(Items from a figure collection)
══════
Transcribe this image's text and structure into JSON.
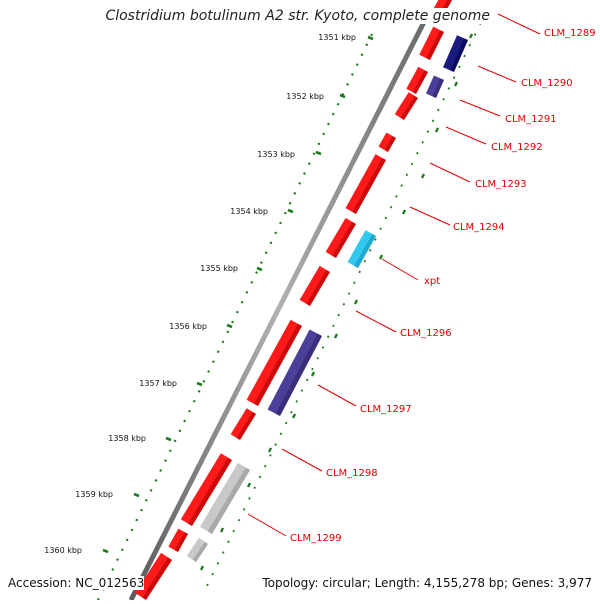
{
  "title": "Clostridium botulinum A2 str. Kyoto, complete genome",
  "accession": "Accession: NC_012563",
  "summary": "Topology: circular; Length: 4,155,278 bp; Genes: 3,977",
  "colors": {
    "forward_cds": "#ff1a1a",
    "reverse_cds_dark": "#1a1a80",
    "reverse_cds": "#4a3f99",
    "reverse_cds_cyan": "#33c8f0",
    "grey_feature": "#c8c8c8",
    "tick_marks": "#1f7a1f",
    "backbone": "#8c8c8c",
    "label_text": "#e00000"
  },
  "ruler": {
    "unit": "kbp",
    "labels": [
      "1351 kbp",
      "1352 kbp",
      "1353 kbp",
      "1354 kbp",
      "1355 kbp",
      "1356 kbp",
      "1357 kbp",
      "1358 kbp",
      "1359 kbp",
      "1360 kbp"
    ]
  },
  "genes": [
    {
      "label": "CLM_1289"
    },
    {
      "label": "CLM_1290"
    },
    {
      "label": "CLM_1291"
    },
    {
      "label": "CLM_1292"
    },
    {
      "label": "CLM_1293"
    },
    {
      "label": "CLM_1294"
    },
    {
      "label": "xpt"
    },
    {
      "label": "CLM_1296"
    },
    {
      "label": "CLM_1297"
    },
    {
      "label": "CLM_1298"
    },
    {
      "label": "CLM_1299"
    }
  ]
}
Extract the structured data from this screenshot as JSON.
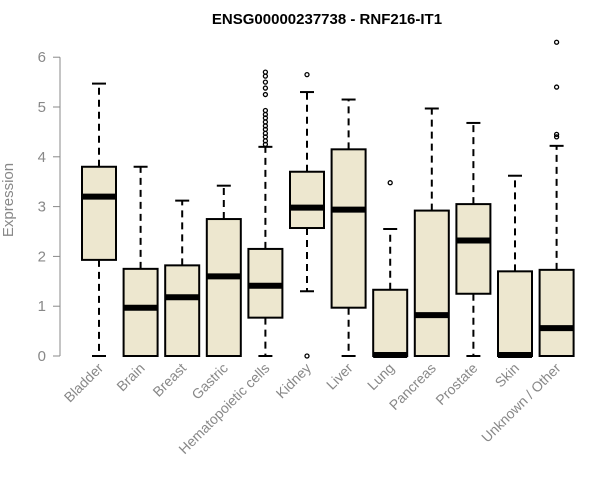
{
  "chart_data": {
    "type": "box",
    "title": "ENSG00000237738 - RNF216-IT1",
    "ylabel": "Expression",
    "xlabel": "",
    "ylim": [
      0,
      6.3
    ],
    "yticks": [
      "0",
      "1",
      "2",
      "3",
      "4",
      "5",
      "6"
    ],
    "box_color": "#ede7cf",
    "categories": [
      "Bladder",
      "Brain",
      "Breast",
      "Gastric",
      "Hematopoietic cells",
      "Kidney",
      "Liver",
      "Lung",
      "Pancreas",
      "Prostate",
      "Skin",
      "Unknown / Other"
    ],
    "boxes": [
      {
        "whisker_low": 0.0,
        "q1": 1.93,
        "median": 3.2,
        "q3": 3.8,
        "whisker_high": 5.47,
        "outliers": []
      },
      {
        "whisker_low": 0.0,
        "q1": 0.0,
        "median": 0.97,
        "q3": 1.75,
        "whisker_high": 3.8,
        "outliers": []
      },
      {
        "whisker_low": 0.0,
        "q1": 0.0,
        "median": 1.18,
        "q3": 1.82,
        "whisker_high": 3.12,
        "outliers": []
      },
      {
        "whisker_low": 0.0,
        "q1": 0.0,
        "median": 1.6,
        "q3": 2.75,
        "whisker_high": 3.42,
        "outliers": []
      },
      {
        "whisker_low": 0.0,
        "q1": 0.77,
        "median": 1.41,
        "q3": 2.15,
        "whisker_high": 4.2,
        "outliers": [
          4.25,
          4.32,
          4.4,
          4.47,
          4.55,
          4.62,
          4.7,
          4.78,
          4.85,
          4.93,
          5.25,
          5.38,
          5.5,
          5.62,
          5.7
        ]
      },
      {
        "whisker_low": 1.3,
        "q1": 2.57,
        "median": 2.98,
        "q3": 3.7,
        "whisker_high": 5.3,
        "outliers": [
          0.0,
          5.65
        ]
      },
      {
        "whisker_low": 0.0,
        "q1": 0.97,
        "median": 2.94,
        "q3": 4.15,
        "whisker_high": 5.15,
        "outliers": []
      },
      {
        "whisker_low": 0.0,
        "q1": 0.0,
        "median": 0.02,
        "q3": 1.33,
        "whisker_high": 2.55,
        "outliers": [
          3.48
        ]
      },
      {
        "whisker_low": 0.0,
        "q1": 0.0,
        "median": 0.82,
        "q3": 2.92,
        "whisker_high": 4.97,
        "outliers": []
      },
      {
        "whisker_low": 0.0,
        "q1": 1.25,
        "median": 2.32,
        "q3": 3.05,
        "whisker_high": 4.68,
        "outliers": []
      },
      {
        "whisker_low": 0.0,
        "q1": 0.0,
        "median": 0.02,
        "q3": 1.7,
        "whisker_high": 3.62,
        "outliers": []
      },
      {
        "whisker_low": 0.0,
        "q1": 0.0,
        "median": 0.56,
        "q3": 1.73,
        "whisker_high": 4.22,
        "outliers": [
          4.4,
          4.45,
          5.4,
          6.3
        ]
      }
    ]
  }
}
══════
Would you write out all of the data exactly as it stands, without the pictures?

• Worked solution:
Transcribe this image's text and structure into JSON.
{
  "title": "Clostridium botulinum A2 str. Kyoto, complete genome",
  "accession": "Accession: NC_012563",
  "summary": "Topology: circular; Length: 4,155,278 bp; Genes: 3,977",
  "colors": {
    "forward_cds": "#ff1a1a",
    "reverse_cds_dark": "#1a1a80",
    "reverse_cds": "#4a3f99",
    "reverse_cds_cyan": "#33c8f0",
    "grey_feature": "#c8c8c8",
    "tick_marks": "#1f7a1f",
    "backbone": "#8c8c8c",
    "label_text": "#e00000"
  },
  "ruler": {
    "unit": "kbp",
    "labels": [
      "1351 kbp",
      "1352 kbp",
      "1353 kbp",
      "1354 kbp",
      "1355 kbp",
      "1356 kbp",
      "1357 kbp",
      "1358 kbp",
      "1359 kbp",
      "1360 kbp"
    ]
  },
  "genes": [
    {
      "label": "CLM_1289"
    },
    {
      "label": "CLM_1290"
    },
    {
      "label": "CLM_1291"
    },
    {
      "label": "CLM_1292"
    },
    {
      "label": "CLM_1293"
    },
    {
      "label": "CLM_1294"
    },
    {
      "label": "xpt"
    },
    {
      "label": "CLM_1296"
    },
    {
      "label": "CLM_1297"
    },
    {
      "label": "CLM_1298"
    },
    {
      "label": "CLM_1299"
    }
  ]
}
Extract the structured data from this screenshot as JSON.
{
  "chart_data": {
    "type": "box",
    "title": "ENSG00000237738 - RNF216-IT1",
    "ylabel": "Expression",
    "xlabel": "",
    "ylim": [
      0,
      6.3
    ],
    "yticks": [
      "0",
      "1",
      "2",
      "3",
      "4",
      "5",
      "6"
    ],
    "box_color": "#ede7cf",
    "categories": [
      "Bladder",
      "Brain",
      "Breast",
      "Gastric",
      "Hematopoietic cells",
      "Kidney",
      "Liver",
      "Lung",
      "Pancreas",
      "Prostate",
      "Skin",
      "Unknown / Other"
    ],
    "boxes": [
      {
        "whisker_low": 0.0,
        "q1": 1.93,
        "median": 3.2,
        "q3": 3.8,
        "whisker_high": 5.47,
        "outliers": []
      },
      {
        "whisker_low": 0.0,
        "q1": 0.0,
        "median": 0.97,
        "q3": 1.75,
        "whisker_high": 3.8,
        "outliers": []
      },
      {
        "whisker_low": 0.0,
        "q1": 0.0,
        "median": 1.18,
        "q3": 1.82,
        "whisker_high": 3.12,
        "outliers": []
      },
      {
        "whisker_low": 0.0,
        "q1": 0.0,
        "median": 1.6,
        "q3": 2.75,
        "whisker_high": 3.42,
        "outliers": []
      },
      {
        "whisker_low": 0.0,
        "q1": 0.77,
        "median": 1.41,
        "q3": 2.15,
        "whisker_high": 4.2,
        "outliers": [
          4.25,
          4.32,
          4.4,
          4.47,
          4.55,
          4.62,
          4.7,
          4.78,
          4.85,
          4.93,
          5.25,
          5.38,
          5.5,
          5.62,
          5.7
        ]
      },
      {
        "whisker_low": 1.3,
        "q1": 2.57,
        "median": 2.98,
        "q3": 3.7,
        "whisker_high": 5.3,
        "outliers": [
          0.0,
          5.65
        ]
      },
      {
        "whisker_low": 0.0,
        "q1": 0.97,
        "median": 2.94,
        "q3": 4.15,
        "whisker_high": 5.15,
        "outliers": []
      },
      {
        "whisker_low": 0.0,
        "q1": 0.0,
        "median": 0.02,
        "q3": 1.33,
        "whisker_high": 2.55,
        "outliers": [
          3.48
        ]
      },
      {
        "whisker_low": 0.0,
        "q1": 0.0,
        "median": 0.82,
        "q3": 2.92,
        "whisker_high": 4.97,
        "outliers": []
      },
      {
        "whisker_low": 0.0,
        "q1": 1.25,
        "median": 2.32,
        "q3": 3.05,
        "whisker_high": 4.68,
        "outliers": []
      },
      {
        "whisker_low": 0.0,
        "q1": 0.0,
        "median": 0.02,
        "q3": 1.7,
        "whisker_high": 3.62,
        "outliers": []
      },
      {
        "whisker_low": 0.0,
        "q1": 0.0,
        "median": 0.56,
        "q3": 1.73,
        "whisker_high": 4.22,
        "outliers": [
          4.4,
          4.45,
          5.4,
          6.3
        ]
      }
    ]
  }
}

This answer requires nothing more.